**Source data:**

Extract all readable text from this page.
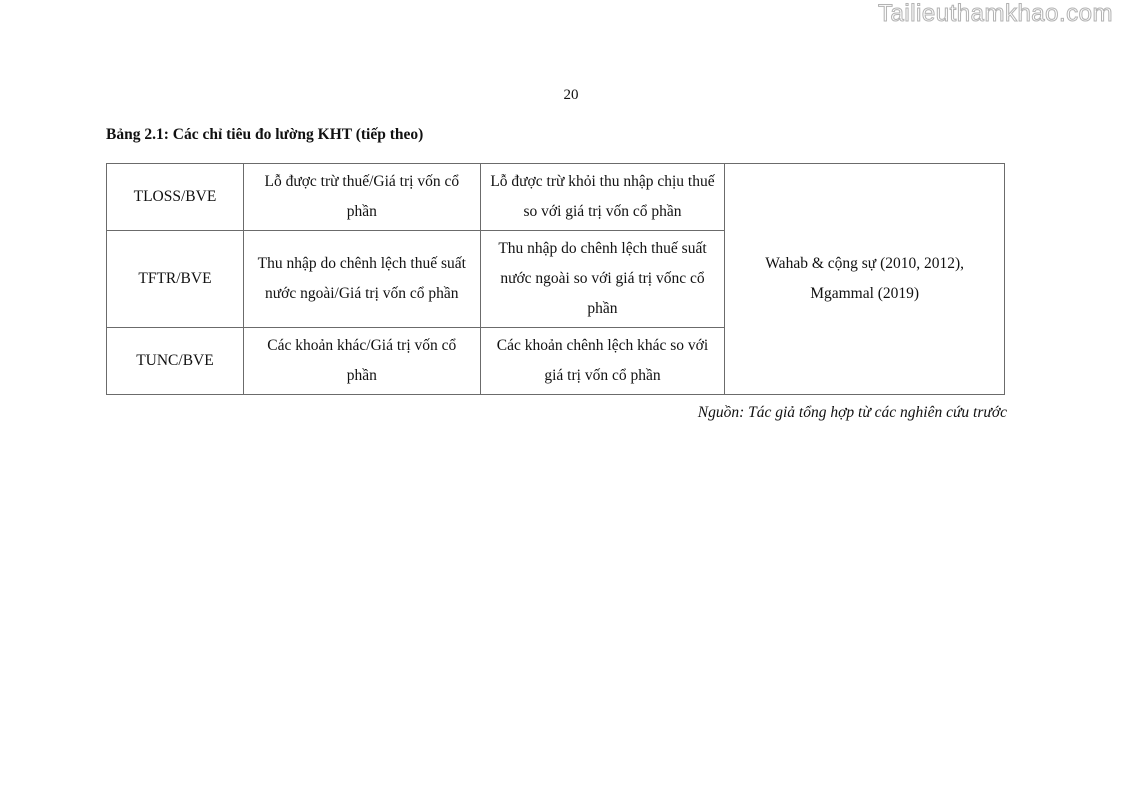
Tailieuthamkhao.com
20
Bảng 2.1: Các chỉ tiêu đo lường KHT (tiếp theo)
TLOSS/BVE	Lỗ được trừ thuế/Giá trị vốn cổ phần	Lỗ được trừ khỏi thu nhập chịu thuế so với giá trị vốn cổ phần	Wahab & cộng sự (2010, 2012), Mgammal (2019)
TFTR/BVE	Thu nhập do chênh lệch thuế suất nước ngoài/Giá trị vốn cổ phần	Thu nhập do chênh lệch thuế suất nước ngoài so với giá trị vốnc cổ phần	
TUNC/BVE	Các khoản khác/Giá trị vốn cổ phần	Các khoản chênh lệch khác so với giá trị vốn cổ phần	
Nguồn: Tác giả tổng hợp từ các nghiên cứu trước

**What this task involves:** Write out the listing above again, exactly, but with no pictures in the copy.

**Full solution:**
Extract all readable text from this page.
Tailieuthamkhao.com
20
Bảng 2.1: Các chỉ tiêu đo lường KHT (tiếp theo)
TLOSS/BVE	Lỗ được trừ thuế/Giá trị vốn cổ phần	Lỗ được trừ khỏi thu nhập chịu thuế so với giá trị vốn cổ phần	Wahab & cộng sự (2010, 2012), Mgammal (2019)
TFTR/BVE	Thu nhập do chênh lệch thuế suất nước ngoài/Giá trị vốn cổ phần	Thu nhập do chênh lệch thuế suất nước ngoài so với giá trị vốnc cổ phần	
TUNC/BVE	Các khoản khác/Giá trị vốn cổ phần	Các khoản chênh lệch khác so với giá trị vốn cổ phần	
Nguồn: Tác giả tổng hợp từ các nghiên cứu trước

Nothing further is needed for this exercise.